(Collected data)
============================================================

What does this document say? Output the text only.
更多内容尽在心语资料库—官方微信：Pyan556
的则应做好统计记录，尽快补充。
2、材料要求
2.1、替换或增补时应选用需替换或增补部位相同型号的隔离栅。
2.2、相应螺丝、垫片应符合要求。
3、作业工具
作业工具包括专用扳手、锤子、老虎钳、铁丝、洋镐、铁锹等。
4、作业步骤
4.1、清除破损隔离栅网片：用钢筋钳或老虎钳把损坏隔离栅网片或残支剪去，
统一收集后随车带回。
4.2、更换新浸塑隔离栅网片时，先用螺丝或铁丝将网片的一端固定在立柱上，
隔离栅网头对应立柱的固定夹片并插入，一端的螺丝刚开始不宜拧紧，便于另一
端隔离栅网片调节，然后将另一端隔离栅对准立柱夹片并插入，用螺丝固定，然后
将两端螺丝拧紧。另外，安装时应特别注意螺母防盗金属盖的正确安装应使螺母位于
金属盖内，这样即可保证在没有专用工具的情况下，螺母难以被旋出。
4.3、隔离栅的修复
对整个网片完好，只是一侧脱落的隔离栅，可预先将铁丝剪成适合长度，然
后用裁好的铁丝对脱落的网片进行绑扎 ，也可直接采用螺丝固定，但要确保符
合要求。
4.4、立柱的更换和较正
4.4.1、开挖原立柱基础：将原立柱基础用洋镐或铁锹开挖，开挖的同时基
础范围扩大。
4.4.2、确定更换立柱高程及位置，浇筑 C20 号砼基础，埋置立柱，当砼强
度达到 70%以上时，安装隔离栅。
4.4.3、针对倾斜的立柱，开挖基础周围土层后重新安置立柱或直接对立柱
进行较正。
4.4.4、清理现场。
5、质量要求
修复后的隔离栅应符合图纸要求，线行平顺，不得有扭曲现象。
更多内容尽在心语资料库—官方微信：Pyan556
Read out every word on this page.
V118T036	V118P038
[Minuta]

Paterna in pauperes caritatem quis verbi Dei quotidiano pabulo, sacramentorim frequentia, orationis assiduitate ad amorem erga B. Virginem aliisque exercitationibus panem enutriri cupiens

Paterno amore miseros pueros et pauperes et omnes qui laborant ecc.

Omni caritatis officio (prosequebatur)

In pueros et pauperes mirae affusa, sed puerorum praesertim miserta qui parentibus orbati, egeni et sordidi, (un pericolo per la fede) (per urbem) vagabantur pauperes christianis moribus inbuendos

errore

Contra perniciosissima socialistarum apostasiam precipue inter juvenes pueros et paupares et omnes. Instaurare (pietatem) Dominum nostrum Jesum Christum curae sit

============================================================

Identify every line holding the word "this" and copy it out.

What does this document say? Output the text only.
Read out every word on this page.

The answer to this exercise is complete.